++++ Article

Colonel Sir Walter Coote Hedley  (12 December 1865 – 27 December 1937) was a British Army officer who began his career in the Royal Engineers and later moved into military intelligence. He was also a gifted amateur sportsman who played first-class cricket for several County Championship sides and competed to a high level in rackets and golf.

Hedley was commissioned into the Royal Engineers in 1884. He became a surveyor in the 1890s and was attached to the Ordnance Survey. This work was interrupted by service in South Africa throughout the Second Boer War, and from 1906 to 1908 by his appointment as an advisor to the Survey of India. In 1911 he was appointed to command MO4, also known as the Geographical Section of the General Staff. During the First World War this organisation was responsible for producing all the maps required by British Empire forces around the world, and in particular mapping the ever-changing trench system on the Western Front. Following the end of the war, he retired from the army in 1920. He was also a Fellow of the Royal Geographical Society and served on the society's council.

++++++++

Prompt: Continue the biography of Walter Coote Hedley from the point at which it stops. The entries that follow are drawn from a separate source.

++++ Given data

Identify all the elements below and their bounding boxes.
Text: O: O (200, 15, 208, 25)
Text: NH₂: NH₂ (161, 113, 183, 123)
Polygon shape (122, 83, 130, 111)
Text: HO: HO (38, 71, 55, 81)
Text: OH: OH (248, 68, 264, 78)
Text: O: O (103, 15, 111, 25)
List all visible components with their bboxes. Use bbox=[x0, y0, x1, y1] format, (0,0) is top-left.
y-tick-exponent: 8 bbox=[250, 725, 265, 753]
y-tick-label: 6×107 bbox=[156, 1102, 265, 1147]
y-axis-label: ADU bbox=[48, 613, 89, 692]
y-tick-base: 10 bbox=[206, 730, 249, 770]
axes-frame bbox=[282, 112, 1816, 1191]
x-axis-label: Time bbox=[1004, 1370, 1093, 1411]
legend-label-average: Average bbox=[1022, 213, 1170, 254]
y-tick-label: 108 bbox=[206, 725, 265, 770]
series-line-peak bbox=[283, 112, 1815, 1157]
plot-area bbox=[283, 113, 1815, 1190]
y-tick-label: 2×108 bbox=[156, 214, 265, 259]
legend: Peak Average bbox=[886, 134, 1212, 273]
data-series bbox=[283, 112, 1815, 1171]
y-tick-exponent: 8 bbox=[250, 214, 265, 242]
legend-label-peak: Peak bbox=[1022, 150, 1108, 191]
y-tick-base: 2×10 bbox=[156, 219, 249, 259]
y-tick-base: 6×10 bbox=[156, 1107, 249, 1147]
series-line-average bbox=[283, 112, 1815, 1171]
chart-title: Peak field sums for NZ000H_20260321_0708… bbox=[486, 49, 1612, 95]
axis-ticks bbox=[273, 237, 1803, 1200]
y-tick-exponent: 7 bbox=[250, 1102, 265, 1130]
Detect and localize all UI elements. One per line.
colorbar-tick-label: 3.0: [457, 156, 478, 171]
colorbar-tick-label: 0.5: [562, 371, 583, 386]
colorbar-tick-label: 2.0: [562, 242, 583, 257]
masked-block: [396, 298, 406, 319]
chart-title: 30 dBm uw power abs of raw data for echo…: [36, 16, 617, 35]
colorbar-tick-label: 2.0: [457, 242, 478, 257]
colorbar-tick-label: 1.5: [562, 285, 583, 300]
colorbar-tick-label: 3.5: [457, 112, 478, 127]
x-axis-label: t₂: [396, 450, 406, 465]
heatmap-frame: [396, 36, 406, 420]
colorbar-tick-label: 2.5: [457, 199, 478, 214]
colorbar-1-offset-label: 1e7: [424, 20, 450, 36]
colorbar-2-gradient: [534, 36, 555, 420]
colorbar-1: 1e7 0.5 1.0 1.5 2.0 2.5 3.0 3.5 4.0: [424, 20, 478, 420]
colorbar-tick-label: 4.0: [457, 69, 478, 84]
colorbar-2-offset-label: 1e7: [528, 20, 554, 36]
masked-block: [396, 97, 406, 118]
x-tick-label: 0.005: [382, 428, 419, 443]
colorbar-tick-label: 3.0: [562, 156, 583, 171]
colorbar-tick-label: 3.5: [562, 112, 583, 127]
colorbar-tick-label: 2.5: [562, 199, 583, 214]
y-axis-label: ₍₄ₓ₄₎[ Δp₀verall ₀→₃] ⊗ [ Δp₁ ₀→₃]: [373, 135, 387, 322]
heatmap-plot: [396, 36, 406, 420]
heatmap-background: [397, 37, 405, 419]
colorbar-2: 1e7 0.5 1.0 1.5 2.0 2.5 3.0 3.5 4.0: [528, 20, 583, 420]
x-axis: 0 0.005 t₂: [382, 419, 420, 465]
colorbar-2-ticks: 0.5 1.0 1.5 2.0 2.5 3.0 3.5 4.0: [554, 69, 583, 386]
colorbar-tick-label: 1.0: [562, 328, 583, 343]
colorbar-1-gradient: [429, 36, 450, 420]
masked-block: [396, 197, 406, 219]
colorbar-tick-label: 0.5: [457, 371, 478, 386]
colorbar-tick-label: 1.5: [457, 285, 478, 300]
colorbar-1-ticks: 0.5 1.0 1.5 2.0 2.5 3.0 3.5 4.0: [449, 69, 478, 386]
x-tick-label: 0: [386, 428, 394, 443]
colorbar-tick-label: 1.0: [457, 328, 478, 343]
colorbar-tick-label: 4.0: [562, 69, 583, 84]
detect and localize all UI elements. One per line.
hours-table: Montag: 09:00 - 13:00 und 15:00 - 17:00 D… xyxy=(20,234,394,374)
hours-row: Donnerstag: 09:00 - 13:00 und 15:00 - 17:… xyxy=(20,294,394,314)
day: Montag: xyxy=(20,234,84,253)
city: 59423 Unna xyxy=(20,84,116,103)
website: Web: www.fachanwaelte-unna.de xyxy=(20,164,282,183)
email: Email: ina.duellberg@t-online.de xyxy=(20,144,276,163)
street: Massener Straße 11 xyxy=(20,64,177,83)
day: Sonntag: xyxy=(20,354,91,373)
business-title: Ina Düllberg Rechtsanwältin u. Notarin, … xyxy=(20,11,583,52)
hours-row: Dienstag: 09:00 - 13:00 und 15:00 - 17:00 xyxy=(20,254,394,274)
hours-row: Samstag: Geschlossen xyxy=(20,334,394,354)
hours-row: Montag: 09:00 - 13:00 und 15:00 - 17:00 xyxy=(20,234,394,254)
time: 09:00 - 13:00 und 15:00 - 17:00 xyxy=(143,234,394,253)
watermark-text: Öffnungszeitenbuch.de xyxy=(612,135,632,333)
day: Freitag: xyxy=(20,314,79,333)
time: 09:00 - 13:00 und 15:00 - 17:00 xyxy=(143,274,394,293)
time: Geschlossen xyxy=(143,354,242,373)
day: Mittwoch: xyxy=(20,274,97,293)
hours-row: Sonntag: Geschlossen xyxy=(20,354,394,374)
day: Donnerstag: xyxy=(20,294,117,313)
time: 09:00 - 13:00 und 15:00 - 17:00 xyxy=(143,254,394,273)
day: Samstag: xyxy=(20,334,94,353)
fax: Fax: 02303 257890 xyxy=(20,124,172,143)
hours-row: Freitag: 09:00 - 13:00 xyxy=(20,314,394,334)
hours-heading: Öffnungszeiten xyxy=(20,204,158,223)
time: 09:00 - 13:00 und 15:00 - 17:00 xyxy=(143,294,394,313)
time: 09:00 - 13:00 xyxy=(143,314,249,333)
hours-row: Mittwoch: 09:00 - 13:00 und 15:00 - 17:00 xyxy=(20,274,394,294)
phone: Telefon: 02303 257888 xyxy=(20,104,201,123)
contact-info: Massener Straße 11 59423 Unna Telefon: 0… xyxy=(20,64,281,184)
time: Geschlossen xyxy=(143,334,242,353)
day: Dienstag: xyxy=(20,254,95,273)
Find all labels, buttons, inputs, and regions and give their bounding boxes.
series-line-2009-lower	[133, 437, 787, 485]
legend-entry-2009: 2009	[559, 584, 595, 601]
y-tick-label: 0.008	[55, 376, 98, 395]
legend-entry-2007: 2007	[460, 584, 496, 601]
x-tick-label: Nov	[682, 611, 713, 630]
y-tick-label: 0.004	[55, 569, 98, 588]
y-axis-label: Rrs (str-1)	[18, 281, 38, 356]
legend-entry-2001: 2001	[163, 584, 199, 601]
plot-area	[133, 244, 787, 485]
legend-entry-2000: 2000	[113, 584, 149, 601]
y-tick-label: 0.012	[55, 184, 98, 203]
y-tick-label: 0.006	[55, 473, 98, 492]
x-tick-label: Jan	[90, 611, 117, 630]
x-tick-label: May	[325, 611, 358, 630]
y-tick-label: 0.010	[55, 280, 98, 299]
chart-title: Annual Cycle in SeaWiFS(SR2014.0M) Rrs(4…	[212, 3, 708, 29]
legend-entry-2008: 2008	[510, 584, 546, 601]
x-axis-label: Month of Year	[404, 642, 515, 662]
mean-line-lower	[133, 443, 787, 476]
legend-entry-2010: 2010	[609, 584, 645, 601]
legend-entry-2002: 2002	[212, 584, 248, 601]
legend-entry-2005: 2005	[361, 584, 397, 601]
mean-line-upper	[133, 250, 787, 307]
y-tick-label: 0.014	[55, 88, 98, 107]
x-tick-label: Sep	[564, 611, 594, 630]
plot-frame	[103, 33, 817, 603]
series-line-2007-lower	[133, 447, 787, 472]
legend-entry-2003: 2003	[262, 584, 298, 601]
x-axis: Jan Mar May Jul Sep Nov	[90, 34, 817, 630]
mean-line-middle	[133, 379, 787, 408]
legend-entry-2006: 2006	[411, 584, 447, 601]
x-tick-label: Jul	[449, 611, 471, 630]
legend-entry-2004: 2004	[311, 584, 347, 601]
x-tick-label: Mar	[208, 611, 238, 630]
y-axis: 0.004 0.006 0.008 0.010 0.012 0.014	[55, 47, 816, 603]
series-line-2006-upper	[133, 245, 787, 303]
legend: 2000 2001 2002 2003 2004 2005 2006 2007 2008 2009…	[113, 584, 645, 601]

++++++++

Output of the exercise:
Hedley's first-class cricket career began in 1888 with the Gentlemen of England and Kent County Cricket Club. The majority of his county matches were for Somerset County Cricket Club whom he first represented in 1886 in non-first-class games. His first County Championship games for them were in 1892, and he had a regular place in the side from June of that year. Hedley was also a useful rackets player—reaching the final of the amateur championships, held at the Queen's Club, in 1890. In later life he turned to golf, playing off a scratch handicap.

Early life
Hedley was born at Monkton Heathfield near Taunton in Somerset on 12 December 1865. His father, Robert, had served as a captain in the British Army and was a Poor Law Inspector at the time of Hedley's birth. His mother Catherine's maiden name was Coote which he adopted as his usual forename later in life. He was educated at Marlborough College, winning a Modern school scholarship in his first term and was a college prefect at school.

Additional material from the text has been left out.